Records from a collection
***
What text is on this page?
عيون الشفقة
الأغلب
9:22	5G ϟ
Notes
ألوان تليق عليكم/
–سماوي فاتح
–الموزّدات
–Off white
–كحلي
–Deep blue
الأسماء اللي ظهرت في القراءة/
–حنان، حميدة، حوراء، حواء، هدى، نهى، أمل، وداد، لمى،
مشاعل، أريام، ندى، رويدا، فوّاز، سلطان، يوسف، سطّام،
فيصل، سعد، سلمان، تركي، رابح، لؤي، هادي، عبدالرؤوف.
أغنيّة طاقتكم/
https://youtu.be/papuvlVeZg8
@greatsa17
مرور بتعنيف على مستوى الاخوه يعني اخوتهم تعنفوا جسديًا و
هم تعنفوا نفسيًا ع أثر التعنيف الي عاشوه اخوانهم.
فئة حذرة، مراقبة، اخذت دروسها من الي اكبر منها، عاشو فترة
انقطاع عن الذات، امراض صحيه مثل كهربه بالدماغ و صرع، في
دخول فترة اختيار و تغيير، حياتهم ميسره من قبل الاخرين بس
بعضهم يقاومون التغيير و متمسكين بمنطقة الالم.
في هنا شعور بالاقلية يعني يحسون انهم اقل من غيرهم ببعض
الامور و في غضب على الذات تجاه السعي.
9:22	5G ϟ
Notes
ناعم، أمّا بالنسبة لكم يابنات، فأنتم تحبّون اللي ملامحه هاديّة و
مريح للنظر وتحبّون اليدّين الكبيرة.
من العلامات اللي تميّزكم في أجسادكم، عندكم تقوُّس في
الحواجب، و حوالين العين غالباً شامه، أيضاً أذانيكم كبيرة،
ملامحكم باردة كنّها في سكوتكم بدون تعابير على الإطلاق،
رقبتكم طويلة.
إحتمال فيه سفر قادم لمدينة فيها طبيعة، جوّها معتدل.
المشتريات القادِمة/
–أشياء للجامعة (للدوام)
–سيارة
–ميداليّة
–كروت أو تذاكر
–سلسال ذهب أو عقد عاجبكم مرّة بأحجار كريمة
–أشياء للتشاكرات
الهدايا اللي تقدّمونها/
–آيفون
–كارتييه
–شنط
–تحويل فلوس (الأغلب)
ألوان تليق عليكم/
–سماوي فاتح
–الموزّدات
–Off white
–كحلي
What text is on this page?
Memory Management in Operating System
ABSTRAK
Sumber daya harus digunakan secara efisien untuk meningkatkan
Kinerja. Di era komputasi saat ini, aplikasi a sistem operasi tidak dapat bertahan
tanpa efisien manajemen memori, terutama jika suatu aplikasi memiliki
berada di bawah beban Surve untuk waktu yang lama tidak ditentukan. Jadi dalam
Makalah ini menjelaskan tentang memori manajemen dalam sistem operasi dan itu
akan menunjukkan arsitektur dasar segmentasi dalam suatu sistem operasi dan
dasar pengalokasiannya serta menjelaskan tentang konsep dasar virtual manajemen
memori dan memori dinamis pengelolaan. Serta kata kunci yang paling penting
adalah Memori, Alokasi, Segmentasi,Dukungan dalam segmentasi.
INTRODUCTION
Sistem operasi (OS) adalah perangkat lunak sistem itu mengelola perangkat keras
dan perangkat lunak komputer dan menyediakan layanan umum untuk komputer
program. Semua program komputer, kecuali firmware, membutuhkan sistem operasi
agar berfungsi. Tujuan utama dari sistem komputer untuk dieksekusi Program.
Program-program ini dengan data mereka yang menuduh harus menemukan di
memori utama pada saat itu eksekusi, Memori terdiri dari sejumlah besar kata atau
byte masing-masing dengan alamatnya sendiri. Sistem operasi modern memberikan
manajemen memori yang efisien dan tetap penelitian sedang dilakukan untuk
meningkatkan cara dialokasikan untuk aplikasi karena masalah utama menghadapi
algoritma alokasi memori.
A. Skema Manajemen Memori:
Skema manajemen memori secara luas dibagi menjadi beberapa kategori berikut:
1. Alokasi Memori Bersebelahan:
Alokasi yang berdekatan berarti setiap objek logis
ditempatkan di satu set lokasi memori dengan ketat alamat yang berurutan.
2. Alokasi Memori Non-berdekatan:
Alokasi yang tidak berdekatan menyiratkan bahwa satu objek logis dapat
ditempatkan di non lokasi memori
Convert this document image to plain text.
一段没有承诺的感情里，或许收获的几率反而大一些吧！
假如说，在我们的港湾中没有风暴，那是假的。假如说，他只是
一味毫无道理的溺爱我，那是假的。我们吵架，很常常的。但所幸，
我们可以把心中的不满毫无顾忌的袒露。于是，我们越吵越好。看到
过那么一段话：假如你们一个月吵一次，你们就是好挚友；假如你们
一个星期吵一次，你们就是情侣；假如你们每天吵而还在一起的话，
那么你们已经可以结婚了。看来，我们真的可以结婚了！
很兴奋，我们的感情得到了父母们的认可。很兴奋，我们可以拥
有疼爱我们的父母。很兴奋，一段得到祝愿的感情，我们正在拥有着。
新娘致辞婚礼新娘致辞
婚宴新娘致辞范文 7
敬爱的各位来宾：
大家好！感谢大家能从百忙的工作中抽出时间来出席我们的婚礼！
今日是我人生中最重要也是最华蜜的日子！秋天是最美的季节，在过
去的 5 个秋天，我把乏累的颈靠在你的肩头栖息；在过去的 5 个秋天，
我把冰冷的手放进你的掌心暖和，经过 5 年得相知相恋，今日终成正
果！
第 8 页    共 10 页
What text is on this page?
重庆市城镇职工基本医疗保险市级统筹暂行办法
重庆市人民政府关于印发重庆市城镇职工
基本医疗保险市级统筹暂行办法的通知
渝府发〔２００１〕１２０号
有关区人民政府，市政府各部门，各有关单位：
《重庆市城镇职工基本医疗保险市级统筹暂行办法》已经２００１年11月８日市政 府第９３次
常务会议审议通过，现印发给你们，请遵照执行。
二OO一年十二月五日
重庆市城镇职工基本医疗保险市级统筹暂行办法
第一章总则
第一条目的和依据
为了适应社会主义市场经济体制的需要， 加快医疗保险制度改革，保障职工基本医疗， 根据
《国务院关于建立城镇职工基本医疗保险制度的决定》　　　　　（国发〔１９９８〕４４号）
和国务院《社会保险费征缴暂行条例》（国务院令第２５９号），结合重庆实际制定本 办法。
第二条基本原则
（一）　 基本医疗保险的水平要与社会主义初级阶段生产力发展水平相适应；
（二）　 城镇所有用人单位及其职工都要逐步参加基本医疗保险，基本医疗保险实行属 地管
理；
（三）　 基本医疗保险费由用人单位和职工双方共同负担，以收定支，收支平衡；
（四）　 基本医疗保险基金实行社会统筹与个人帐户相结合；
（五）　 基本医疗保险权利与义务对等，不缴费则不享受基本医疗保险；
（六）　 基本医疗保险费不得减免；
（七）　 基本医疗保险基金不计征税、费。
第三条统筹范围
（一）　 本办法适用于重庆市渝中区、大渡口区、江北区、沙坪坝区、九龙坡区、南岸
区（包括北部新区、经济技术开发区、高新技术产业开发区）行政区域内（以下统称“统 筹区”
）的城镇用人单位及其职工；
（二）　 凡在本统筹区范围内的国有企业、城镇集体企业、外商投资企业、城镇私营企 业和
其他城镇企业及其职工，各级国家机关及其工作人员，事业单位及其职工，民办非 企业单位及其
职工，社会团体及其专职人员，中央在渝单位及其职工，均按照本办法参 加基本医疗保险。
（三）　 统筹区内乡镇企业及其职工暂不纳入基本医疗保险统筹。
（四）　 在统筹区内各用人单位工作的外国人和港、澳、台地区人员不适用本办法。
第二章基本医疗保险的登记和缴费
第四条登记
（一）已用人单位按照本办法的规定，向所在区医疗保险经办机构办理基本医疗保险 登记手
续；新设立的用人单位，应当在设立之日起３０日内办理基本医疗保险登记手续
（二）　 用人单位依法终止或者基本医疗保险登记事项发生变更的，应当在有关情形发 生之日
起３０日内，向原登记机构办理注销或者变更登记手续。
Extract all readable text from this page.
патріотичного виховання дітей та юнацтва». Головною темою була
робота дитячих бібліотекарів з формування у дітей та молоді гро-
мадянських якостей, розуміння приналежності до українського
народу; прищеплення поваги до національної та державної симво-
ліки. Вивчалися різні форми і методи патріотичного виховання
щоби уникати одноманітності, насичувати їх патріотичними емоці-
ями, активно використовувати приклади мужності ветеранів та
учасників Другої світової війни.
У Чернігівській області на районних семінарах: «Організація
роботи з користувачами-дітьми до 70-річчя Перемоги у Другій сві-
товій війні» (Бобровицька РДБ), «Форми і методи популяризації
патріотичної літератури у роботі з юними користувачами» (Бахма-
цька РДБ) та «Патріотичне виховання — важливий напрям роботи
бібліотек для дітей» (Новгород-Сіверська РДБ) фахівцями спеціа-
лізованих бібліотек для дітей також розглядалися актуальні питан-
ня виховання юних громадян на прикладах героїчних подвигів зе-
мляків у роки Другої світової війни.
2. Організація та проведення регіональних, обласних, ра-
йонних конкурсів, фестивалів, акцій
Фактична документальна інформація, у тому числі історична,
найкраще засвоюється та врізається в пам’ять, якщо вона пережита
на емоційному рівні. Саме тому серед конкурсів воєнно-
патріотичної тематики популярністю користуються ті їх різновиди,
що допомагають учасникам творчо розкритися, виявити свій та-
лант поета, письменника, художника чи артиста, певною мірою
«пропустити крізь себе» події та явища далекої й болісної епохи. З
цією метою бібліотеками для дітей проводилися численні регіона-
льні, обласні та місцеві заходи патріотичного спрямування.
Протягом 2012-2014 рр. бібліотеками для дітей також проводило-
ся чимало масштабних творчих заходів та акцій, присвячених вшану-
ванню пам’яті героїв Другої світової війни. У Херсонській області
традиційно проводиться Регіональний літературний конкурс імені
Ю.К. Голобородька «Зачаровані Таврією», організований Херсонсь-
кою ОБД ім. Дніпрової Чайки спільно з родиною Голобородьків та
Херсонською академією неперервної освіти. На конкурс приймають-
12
***
Exercise brief
Pick out each line containing the string "роботи" and copy it.

Solution for this task
роботи з користувачами-дітьми до 70-річчя Перемоги у Другій сві-
цька РДБ) та «Патріотичне виховання — важливий напрям роботи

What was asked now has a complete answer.